____ Estratto della pagina
Nei precedenti interventi ho cercato di mostrare quali rischi bisogna evitare per dare una lettura corretta alla recente elezione del nuovo Papa, quello di non farlo apparire come una fotocopia di Papa Francesco e di non dargli patenti politiche politicamente corrette, tipo presentarlo un anti-Trump. Un altro rischio è quello di una certa sovraeccitazione mediatica nei confronti di Papa Leone XIV. Lo ha osservato bene Giovanni Orsina (Il Giornale, 12 maggio), forse la gente si aspetta dal nuovo Pontefice qualcosa di sensazionale.
________
* Esercizio breve 1:
Elenca tutti i rischi da evitare nel leggere l'elezione del nuovo Papa che l'estratto sull'elezione del nuovo Papa menziona.
* Esercizio breve 2:
Riscrivi in forma di elenco puntato il paragrafo dell'estratto sull'elezione del nuovo Papa che inizia con "Nei precedenti interventi", mantenendo i fatti principali.
____ Materiale fornito
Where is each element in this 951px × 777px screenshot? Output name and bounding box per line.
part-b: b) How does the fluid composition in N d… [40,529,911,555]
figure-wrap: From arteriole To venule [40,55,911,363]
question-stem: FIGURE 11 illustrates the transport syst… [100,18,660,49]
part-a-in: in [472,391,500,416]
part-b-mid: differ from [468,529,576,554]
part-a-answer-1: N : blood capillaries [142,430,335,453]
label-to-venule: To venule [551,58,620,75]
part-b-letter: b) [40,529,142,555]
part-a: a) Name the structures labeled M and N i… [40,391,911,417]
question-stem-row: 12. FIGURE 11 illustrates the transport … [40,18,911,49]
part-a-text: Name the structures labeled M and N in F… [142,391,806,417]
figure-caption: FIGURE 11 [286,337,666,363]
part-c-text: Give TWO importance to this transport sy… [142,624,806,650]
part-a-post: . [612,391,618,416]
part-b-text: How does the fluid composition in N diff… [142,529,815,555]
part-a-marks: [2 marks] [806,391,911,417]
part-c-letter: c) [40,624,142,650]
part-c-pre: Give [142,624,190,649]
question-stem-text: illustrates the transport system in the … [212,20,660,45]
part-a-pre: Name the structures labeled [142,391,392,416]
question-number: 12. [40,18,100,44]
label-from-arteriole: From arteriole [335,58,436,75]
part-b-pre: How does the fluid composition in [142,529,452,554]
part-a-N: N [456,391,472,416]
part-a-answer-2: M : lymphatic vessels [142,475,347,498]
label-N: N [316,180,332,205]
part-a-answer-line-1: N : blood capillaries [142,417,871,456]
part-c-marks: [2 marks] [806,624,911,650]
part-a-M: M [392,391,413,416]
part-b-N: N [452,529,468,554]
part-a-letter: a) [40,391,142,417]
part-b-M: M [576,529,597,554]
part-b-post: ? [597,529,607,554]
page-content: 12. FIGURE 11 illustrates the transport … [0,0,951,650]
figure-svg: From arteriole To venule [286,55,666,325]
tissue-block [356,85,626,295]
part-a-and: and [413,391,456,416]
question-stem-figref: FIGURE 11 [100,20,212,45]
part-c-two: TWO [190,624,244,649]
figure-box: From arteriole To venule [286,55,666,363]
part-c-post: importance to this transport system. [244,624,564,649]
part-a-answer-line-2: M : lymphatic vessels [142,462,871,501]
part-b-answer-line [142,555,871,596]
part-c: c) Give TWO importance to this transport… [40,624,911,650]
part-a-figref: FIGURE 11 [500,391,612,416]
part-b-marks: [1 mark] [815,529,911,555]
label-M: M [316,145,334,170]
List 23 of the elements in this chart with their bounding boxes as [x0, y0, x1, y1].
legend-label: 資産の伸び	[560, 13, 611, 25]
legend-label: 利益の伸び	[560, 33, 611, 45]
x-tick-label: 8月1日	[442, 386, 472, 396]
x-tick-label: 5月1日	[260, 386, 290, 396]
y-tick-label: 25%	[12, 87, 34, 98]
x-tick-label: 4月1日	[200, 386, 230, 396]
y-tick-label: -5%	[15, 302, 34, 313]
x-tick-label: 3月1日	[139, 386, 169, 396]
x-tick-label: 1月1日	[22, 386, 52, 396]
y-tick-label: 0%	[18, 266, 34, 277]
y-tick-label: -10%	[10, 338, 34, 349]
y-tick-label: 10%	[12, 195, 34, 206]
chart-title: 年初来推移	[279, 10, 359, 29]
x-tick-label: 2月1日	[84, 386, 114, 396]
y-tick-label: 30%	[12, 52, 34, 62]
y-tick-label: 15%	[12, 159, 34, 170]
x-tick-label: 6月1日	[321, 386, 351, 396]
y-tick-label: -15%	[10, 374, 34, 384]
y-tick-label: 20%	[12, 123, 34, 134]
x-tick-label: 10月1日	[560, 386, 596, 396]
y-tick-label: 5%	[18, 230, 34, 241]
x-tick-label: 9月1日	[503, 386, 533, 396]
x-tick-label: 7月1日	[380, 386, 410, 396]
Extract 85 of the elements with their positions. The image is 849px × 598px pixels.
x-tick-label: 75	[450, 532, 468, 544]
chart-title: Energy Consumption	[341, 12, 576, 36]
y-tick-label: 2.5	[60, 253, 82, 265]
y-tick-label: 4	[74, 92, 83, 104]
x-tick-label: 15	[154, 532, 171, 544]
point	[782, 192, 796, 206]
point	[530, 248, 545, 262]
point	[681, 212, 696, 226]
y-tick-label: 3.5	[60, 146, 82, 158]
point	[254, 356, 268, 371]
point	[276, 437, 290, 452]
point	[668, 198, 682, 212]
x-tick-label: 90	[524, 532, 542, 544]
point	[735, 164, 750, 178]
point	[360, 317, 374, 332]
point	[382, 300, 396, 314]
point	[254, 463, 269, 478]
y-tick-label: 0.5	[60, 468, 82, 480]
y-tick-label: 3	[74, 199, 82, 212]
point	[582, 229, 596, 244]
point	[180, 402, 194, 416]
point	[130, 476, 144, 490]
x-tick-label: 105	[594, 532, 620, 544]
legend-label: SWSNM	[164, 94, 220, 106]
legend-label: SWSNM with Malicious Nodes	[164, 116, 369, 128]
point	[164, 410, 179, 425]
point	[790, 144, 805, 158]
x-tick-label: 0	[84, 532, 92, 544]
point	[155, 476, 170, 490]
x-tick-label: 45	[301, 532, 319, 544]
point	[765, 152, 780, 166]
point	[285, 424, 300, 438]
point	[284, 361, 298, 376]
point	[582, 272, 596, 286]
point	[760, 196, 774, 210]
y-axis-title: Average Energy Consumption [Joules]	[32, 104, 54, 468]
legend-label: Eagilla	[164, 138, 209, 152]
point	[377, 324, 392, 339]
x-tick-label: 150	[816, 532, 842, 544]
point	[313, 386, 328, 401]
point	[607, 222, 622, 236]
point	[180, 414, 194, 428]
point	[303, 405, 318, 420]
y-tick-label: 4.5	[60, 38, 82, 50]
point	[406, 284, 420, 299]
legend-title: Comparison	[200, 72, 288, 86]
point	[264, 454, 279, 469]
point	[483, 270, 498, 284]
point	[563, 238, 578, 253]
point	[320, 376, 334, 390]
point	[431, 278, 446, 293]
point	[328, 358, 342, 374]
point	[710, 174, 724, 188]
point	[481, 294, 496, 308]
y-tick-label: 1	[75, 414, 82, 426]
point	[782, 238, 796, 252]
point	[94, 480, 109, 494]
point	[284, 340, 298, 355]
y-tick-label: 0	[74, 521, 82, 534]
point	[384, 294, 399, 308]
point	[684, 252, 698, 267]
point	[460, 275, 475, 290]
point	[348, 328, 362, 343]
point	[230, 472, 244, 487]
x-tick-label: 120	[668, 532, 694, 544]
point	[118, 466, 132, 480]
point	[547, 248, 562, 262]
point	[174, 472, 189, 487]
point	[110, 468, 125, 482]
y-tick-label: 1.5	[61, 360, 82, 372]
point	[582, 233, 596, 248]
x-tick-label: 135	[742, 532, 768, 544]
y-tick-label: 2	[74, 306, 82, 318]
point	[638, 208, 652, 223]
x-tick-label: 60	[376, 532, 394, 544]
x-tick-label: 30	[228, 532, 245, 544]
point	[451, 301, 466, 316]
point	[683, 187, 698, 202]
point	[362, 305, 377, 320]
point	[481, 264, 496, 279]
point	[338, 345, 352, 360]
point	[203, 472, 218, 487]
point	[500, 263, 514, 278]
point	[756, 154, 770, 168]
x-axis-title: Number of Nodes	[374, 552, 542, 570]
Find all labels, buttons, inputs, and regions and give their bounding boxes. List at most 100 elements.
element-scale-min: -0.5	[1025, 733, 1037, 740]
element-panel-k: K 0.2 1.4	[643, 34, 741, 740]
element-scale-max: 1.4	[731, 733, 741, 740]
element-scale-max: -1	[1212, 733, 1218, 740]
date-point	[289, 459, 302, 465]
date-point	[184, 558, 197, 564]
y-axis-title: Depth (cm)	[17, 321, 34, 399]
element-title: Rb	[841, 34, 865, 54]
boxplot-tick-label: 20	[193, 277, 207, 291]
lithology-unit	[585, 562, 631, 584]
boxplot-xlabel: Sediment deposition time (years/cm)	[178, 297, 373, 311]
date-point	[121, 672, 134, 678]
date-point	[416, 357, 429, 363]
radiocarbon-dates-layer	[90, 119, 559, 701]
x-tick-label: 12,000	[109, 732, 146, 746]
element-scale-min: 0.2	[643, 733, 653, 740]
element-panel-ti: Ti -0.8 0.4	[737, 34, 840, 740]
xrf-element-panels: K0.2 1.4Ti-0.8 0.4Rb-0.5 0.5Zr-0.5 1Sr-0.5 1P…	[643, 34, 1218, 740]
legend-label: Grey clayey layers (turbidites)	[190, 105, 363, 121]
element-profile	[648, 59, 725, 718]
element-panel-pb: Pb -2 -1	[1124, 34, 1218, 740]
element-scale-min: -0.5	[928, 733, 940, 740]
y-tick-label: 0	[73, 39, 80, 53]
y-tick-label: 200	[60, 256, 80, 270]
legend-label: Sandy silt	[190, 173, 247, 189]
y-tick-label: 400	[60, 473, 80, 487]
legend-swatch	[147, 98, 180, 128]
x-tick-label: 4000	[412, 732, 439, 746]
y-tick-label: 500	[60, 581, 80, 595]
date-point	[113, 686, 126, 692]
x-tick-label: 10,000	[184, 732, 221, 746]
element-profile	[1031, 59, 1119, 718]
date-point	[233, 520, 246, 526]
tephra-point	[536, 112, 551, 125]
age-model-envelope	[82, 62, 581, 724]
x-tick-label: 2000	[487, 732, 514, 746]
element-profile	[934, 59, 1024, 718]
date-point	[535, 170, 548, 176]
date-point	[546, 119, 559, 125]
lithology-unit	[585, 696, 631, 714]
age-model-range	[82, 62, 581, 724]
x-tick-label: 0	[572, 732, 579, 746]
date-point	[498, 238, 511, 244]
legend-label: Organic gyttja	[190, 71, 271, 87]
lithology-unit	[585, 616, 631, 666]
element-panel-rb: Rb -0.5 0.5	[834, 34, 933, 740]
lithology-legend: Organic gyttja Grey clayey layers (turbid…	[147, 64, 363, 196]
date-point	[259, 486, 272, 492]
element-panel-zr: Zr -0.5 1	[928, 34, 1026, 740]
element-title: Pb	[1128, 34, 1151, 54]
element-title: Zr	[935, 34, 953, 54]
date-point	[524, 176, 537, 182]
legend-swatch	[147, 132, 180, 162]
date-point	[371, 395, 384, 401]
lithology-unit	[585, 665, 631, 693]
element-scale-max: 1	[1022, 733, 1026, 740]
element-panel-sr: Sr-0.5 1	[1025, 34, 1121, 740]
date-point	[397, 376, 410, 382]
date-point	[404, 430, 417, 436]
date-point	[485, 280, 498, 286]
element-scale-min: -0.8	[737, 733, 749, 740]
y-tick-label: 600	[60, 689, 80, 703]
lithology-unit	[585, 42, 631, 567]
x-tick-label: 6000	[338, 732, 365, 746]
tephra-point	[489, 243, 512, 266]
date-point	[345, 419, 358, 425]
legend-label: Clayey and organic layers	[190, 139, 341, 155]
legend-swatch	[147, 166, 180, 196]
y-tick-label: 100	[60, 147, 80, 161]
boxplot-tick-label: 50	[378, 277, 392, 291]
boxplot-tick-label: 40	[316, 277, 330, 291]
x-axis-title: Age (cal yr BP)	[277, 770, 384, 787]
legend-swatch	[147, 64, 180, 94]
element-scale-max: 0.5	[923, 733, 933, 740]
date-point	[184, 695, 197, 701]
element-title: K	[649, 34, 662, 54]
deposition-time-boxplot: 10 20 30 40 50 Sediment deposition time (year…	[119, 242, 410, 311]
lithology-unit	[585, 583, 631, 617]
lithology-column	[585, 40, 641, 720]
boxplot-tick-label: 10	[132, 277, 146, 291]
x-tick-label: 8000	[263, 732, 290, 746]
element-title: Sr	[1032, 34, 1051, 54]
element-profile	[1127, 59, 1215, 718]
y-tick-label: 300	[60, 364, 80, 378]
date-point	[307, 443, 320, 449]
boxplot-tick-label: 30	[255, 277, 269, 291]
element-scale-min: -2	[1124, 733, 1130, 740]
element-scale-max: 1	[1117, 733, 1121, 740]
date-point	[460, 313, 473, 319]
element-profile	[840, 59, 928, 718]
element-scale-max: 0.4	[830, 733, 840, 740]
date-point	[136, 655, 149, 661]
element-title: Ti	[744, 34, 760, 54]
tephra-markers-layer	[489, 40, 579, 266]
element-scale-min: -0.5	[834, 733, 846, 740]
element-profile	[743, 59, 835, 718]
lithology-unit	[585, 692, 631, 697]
________
* Risposta completa 1:
- Farlo apparire come una fotocopia di Papa Francesco
- Dargli patenti politiche politicamente corrette, come presentarlo un anti-Trump
- Una certa sovraeccitazione mediatica nei confronti di Papa Leone XIV

* Risposta completa 2:
- Per leggere correttamente l'elezione del nuovo Papa bisogna evitare alcuni rischi, già indicati negli interventi precedenti:
  - farlo apparire come una fotocopia di Papa Francesco;
  - dargli patenti politiche politicamente corrette, ad esempio presentarlo come un anti-Trump.
- Un ulteriore rischio è la sovraeccitazione mediatica nei confronti di Papa Leone XIV.
- Giovanni Orsina (Il Giornale, 12 maggio) ha osservato che forse la gente si aspetta dal nuovo Pontefice qualcosa di sensazionale.